## Your task
List each line in which the string "calendar" appears.

## Provided records
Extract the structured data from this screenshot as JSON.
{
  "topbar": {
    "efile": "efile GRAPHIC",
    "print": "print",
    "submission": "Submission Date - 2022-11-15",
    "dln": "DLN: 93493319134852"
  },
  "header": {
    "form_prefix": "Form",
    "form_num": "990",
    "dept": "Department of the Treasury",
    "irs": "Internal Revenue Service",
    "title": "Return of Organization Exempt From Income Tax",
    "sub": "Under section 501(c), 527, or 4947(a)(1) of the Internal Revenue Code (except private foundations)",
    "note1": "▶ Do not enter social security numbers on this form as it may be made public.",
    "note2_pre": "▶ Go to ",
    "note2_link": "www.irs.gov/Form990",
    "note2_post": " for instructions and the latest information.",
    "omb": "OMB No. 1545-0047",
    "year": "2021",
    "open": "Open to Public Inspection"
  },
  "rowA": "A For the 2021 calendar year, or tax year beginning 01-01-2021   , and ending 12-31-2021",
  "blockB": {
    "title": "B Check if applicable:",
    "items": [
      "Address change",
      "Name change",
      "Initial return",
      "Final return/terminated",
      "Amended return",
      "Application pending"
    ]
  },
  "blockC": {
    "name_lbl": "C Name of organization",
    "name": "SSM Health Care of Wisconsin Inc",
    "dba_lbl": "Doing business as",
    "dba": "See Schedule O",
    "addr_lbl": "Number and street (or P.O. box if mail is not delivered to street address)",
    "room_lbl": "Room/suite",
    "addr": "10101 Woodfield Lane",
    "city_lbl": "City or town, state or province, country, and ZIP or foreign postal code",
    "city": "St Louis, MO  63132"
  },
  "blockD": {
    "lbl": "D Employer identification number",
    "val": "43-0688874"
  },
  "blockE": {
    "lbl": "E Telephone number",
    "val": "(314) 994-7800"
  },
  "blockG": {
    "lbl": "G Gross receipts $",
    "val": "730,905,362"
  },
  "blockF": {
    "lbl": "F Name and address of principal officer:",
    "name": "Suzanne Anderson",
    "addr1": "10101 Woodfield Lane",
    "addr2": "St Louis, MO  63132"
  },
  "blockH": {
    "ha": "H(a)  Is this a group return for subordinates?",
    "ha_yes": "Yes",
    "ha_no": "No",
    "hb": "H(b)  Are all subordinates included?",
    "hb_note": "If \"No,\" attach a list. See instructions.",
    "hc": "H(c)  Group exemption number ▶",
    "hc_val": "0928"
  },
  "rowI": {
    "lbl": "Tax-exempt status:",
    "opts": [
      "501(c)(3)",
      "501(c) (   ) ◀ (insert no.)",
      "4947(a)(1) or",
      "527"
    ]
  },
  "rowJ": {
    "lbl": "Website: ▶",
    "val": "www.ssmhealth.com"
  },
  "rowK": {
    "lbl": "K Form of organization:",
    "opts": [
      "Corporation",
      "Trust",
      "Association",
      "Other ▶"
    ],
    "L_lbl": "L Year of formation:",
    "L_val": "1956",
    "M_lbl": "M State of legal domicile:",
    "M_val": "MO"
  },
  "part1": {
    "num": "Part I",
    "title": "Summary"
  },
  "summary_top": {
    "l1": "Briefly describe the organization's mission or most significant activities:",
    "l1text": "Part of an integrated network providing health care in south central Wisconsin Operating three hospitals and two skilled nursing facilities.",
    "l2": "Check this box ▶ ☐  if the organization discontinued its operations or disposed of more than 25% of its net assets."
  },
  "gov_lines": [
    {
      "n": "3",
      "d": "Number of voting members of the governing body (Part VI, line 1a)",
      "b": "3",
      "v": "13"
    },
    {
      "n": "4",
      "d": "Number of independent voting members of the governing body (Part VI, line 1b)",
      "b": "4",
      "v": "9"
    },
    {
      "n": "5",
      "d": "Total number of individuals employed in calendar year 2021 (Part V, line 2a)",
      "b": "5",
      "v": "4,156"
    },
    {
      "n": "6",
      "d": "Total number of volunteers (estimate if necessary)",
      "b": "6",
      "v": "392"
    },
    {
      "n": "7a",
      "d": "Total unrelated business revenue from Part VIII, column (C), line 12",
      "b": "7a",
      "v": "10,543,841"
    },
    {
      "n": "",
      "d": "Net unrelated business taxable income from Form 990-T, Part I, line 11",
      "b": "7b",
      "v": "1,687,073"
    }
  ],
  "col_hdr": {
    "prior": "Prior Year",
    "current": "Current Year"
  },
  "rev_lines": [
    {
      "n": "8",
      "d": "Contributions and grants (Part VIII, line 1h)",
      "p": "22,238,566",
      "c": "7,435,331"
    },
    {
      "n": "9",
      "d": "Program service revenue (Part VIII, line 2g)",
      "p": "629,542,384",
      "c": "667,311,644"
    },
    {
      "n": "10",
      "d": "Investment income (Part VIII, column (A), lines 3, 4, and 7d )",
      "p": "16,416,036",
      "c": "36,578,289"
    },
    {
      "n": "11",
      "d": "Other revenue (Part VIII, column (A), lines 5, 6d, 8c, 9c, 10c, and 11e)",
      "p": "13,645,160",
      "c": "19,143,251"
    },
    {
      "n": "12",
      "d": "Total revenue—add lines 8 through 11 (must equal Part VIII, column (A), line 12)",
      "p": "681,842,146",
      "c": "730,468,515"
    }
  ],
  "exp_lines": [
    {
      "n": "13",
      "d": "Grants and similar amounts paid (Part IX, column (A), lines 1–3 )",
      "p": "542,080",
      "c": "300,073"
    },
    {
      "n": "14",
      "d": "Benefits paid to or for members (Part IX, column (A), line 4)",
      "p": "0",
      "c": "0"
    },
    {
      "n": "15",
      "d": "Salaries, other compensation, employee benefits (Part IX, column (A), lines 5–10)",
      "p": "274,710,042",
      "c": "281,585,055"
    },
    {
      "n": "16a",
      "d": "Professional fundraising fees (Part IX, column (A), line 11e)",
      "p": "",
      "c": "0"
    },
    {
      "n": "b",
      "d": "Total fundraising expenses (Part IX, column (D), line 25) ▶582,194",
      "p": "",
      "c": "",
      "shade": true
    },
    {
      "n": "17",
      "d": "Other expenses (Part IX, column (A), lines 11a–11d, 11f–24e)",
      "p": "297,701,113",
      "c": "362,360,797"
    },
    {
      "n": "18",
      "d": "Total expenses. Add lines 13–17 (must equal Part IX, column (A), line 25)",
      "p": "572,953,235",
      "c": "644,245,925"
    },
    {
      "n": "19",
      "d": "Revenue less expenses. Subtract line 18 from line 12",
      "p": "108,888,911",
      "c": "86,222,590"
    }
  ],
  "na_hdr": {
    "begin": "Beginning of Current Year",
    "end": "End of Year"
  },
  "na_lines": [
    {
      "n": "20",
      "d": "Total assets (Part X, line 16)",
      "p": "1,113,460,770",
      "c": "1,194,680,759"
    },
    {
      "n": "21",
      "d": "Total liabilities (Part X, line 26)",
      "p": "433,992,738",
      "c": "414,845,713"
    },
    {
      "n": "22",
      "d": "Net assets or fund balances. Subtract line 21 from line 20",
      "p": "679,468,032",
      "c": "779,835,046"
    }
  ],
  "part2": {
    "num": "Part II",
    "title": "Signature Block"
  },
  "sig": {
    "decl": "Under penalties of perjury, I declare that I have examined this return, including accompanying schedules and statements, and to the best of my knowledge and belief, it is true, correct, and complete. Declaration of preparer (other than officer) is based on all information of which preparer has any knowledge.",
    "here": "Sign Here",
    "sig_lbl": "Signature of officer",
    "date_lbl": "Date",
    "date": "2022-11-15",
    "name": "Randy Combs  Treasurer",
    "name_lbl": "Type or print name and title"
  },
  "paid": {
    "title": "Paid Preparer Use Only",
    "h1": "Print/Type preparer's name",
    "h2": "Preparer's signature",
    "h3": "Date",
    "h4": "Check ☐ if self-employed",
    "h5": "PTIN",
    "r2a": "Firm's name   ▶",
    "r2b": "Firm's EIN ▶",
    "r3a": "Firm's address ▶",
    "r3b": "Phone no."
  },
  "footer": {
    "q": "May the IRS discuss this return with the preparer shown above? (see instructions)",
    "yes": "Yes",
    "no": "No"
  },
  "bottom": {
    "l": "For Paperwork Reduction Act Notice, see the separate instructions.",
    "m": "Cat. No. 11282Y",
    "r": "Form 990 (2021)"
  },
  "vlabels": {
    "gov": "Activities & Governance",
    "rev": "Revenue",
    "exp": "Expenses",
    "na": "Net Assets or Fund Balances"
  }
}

## Exercise solution
  "rowA": "A For the 2021 calendar year, or tax year beginning 01-01-2021   , and ending 12-31-2021",
      "d": "Total number of individuals employed in calendar year 2021 (Part V, line 2a)",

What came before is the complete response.